# НАБОР ЗАДАНИЙ
A) Какую часть территории Венгрии, по словам рецензии, она потеряла по Трианонскому миру 1920 года?
B) Выпишите из рецензии без изменений фрагмент между словами «Возвращаясь к территориальным спорам, надо» и «и Испанией по поводу Гибралтара.» включительно.

# ЦИТИРУЕМЫЙ ТЕКСТ
Вторую часть книги составляют три чрезвычайно интересных историко-биографических очерка, написанных в стиле «центральноевропейского» писателя и эссеиста Ст. Цвейга (отчасти М. Алданова), которые посвящены Иосифу II, знаменитому правителю Священной Римской империи германской нации, «красному графу» Михаю Кароли, пытавшемуся после падения дома Габсбургов сохранить единую Венгрию и «последнему философу на троне» (по аналогии с Т. Г. Масариком) президенту Вацлаву Гавелу. Развивая метафору утерянного топоса, Шимов рассматривает своих героев par excellence в момент ухода с «политической сцены, где разворачивался отчаянный торг за наследство» (с.85).

В последнем эссе-портрете, говоря о правозащитном прошлом президента Чехии Гавела Шимов точно подмечает общность «диссидентства и революционного подполья» (отметим от себя — и «подпольного человека» Ф. Достоевского) (с.90). Таким образом, выстраивается тонкая грань «двойничества» между жертвой и властью, а в дальнейшем их взаимозаменяемости.

Вместе с тем исследование Шимова вызывает и некоторые возражения. Так, в книге несколько раз критически упоминается Версальский договор 1918 г. и его логические продолжения вроде Трианонского мира 1920 г., существенно сократившие Венгрию на две трети ее территории и на 59% ее население (с.31). Признавая все несовершенство Версальской системы границ, следует напомнить, что многие из них устанавливались de facto, как границы Польши, в частности, Виленская область, включенная в состав Речи Посполитой в 1920 г. Нужно учитывать, что после окончания первой мировой войны Антанта не имела ни ресурсов (отчасти), ни моральных сил (главным образом) для ведения политической кампании, которая бы имела реальные шансы перерасти в военную, нацеленную на установление более «справедливых» границ.

Отметим от себя, что подобной усталостью объясняется и весьма скромная, по мнению большинства белых генералов, помощь держав «Сердечного согласия» антибольшевистским силам в России. Хотя трудно было ожидать большего после четырех лет тяжелейших боев, в ходе которых (и не без оснований) у Антанты в отношении России сложился стереотип ненадежного союзника, который не вел активных боевых действий, отсиживался за счет Западного фронта, в 1917 г. просто саботировал свои обязанности, а в довершении всего пытался разрешить свои сугубо внутренние проблемы (гражданская война) кровью «интервентов».

Возвращаясь к территориальным спорам, надо сказать, что они не являются прерогативой только Центральной Европы. Вспомним ставший давно уже хрестоматийным вопрос об Эльзасе и Лотарингии или менее известный спор между Великобританией и Испанией по поводу Гибралтара.

В равной мере представляется неудачной идея начать статью «Реестр взаимных обид» (об уже упоминавшихся территориальных спорах) с обсуждения «Калининградской проблемы» (с.30). Во-первых, автор признается, что «в случае с Калининградом речь идет не о чьих-то территориальных претензиях, <…> а лишь об урегулировании статуса российского анклава» (с.30). Во-вторых, подобный «прорыв» в современную проблематику придает статье актуальность, которая неизбежно обернется либо ненужной публицистичностью, либо же архаикой, как только проблема Калининграда будет разрешена.

# ПРЕДСТАВЛЕННЫЕ ЗАПИСИ

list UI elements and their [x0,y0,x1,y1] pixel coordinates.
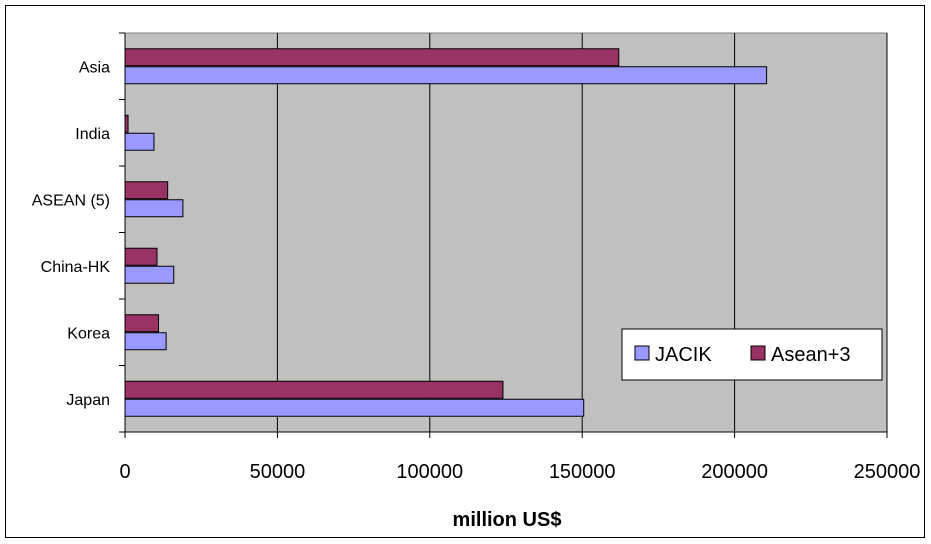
bar-jacik [124,332,167,351]
y-tick-label: Asia [79,59,110,76]
y-tick-label: China-HK [41,259,111,276]
bar-jacik [124,132,155,151]
x-tick-label: 150000 [549,461,616,483]
bar-jacik [124,66,768,85]
x-tick-label: 200000 [701,461,768,483]
y-tick-label: Japan [66,392,110,409]
bar-jacik [124,199,184,218]
bar-asean3 [124,247,158,266]
bar-asean3 [124,181,169,200]
bar-asean3 [124,314,160,333]
legend-swatch-jacik [634,345,650,361]
legend-swatch-asean3 [750,345,766,361]
x-tick-label: 50000 [250,461,306,483]
x-tick-label: 250000 [854,461,921,483]
y-tick-label: ASEAN (5) [32,192,110,209]
legend-label-jacik: JACIK [655,344,712,366]
x-tick-label: 100000 [396,461,463,483]
bar-jacik [124,398,585,417]
bar-asean3 [124,380,504,399]
x-tick-label: 0 [119,461,130,483]
y-tick-label: Korea [67,325,110,342]
x-axis-title: million US$ [453,509,562,531]
y-tick-label: India [75,126,110,143]
bar-asean3 [124,114,129,133]
bar-asean3 [124,48,620,67]
bar-jacik [124,265,175,284]
legend-label-asean3: Asean+3 [771,344,851,366]
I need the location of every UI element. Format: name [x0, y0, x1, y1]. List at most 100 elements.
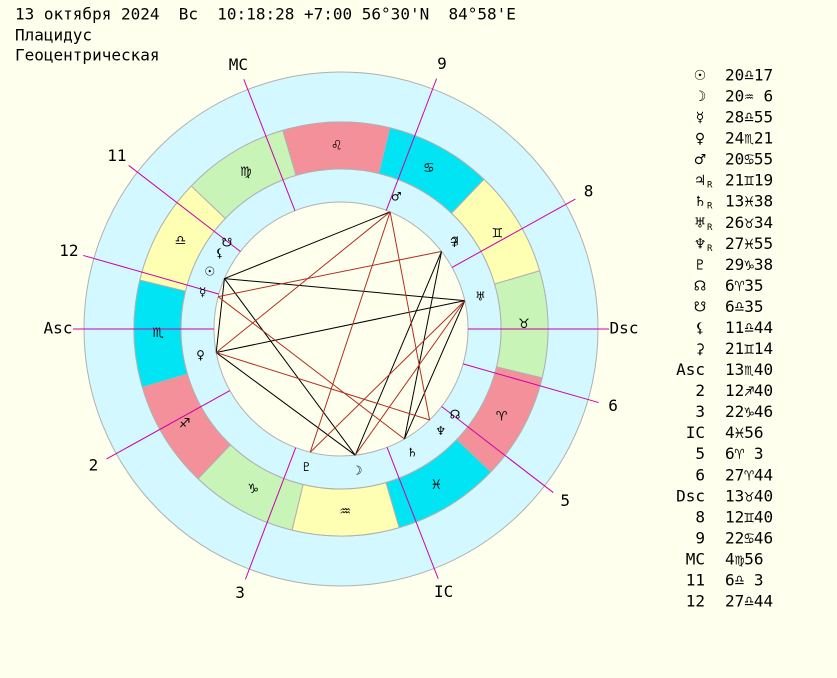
aspect-line — [224, 278, 465, 302]
house-cusp — [83, 254, 220, 295]
zodiac-glyph: ♍ — [240, 165, 252, 180]
planet-glyph: ☽ — [352, 464, 363, 478]
aspect-line — [389, 211, 431, 421]
table-planet-glyph: ⚳ — [695, 342, 705, 358]
planet-glyph: ☉ — [204, 265, 215, 279]
table-house-label: Dsc — [676, 486, 705, 505]
planet-glyph: ☊ — [450, 408, 461, 422]
date-line: 13 октября 2024 Вс 10:18:28 +7:00 56°30'… — [15, 5, 516, 24]
table-house-label: IC — [686, 423, 705, 442]
table-planet-position: 21♊14 — [725, 339, 773, 358]
table-planet-glyph: ♄ — [694, 194, 707, 210]
house-cusp — [462, 363, 599, 404]
house-cusp — [128, 165, 241, 252]
table-planet-glyph: ☉ — [694, 68, 707, 84]
table-house-position: 12♊40 — [725, 507, 773, 526]
planet-glyph: ♀ — [196, 348, 205, 362]
house-system: Плацидус — [15, 26, 92, 45]
table-planet-position: 28♎55 — [725, 108, 773, 127]
zodiac-glyph: ♌ — [331, 139, 343, 154]
planet-glyph: ♅ — [475, 290, 486, 304]
table-planet-glyph: ☋ — [694, 299, 706, 315]
house-label: MC — [229, 55, 248, 74]
house-cusp — [441, 406, 554, 493]
aspect-line — [216, 300, 465, 354]
house-label: 8 — [584, 181, 594, 200]
table-house-label: 6 — [695, 465, 705, 484]
table-house-label: 11 — [686, 570, 705, 589]
table-planet-glyph: ♅ — [694, 215, 707, 231]
aspect-line — [218, 250, 442, 298]
house-cusp — [386, 447, 439, 579]
table-house-position: 12♐40 — [725, 381, 773, 400]
house-cusp — [244, 447, 297, 580]
table-house-label: 9 — [695, 528, 705, 547]
aspect-line — [309, 211, 391, 453]
aspect-line — [354, 300, 466, 456]
table-planet-glyph: ☽ — [694, 89, 707, 105]
table-house-position: 13♏40 — [725, 360, 773, 379]
planet-glyph: ♆ — [435, 424, 446, 438]
house-cusp — [243, 79, 296, 211]
table-retrograde: R — [707, 202, 713, 212]
table-house-position: 27♎44 — [725, 592, 773, 611]
table-retrograde: R — [707, 244, 713, 254]
table-house-position: 22♋46 — [725, 528, 773, 547]
planet-glyph: ☿ — [199, 285, 206, 299]
table-retrograde: R — [707, 223, 713, 233]
table-planet-position: 6♈35 — [725, 276, 764, 295]
house-cusp — [451, 198, 576, 268]
house-cusp — [106, 390, 231, 460]
house-label: 11 — [107, 146, 126, 165]
aspect-line — [216, 352, 430, 421]
table-planet-position: 11♎44 — [725, 318, 773, 337]
table-planet-glyph: ☿ — [696, 110, 705, 126]
mode: Геоцентрическая — [15, 46, 160, 65]
house-label: 3 — [235, 583, 245, 602]
planet-glyph: ⚸ — [215, 246, 224, 260]
aspect-line — [217, 296, 405, 440]
aspect-line — [403, 300, 466, 440]
table-retrograde: R — [707, 181, 713, 191]
zodiac-glyph: ♊ — [491, 226, 503, 241]
table-planet-glyph: ♀ — [695, 131, 705, 147]
table-house-label: 12 — [686, 592, 705, 611]
aspect-line — [215, 352, 356, 456]
aspect-line — [309, 300, 466, 453]
table-house-position: 22♑46 — [725, 402, 773, 421]
table-house-label: 8 — [695, 507, 705, 526]
table-house-position: 4♍56 — [725, 549, 764, 568]
zodiac-glyph: ♑ — [247, 482, 259, 497]
table-house-label: 5 — [695, 444, 705, 463]
table-planet-position: 20♒ 6 — [725, 87, 773, 106]
table-planet-position: 21♊19 — [725, 171, 773, 190]
house-label: IC — [434, 582, 453, 601]
table-planet-glyph: ♇ — [694, 257, 707, 273]
table-planet-position: 24♏21 — [725, 129, 773, 148]
zodiac-glyph: ♉ — [518, 317, 530, 332]
table-planet-position: 29♑38 — [725, 255, 773, 274]
house-label: 9 — [437, 54, 447, 73]
table-planet-position: 13♓38 — [725, 192, 773, 211]
table-house-label: 2 — [695, 381, 705, 400]
aspect-line — [215, 278, 225, 353]
planet-glyph: ♇ — [301, 460, 312, 474]
house-label: 5 — [560, 491, 570, 510]
aspect-line — [224, 211, 391, 280]
table-planet-position: 27♓55 — [725, 234, 773, 253]
aspect-line — [224, 278, 356, 456]
house-label: 6 — [608, 396, 618, 415]
zodiac-glyph: ♋ — [423, 161, 435, 176]
table-planet-position: 20♋55 — [725, 150, 773, 169]
table-house-position: 27♈44 — [725, 465, 773, 484]
house-label: Asc — [44, 319, 73, 338]
planet-glyph: ⚳ — [450, 234, 459, 248]
table-house-position: 6♎ 3 — [725, 570, 764, 589]
table-planet-glyph: ♆ — [694, 236, 707, 252]
table-planet-position: 6♎35 — [725, 297, 764, 316]
table-planet-glyph: ⚸ — [695, 320, 705, 336]
aspect-line — [215, 211, 391, 353]
table-house-position: 4♓56 — [725, 423, 764, 442]
zodiac-glyph: ♏ — [152, 326, 164, 341]
planet-glyph: ♃ — [449, 234, 460, 248]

# ПОЛУЧЕННЫЕ ОТВЕТЫ
A) Две трети своей территории.

B)
Возвращаясь к территориальным спорам, надо сказать, что они не являются прерогативой только Центральной Европы. Вспомним ставший давно уже хрестоматийным вопрос об Эльзасе и Лотарингии или менее известный спор между Великобританией и Испанией по поводу Гибралтара.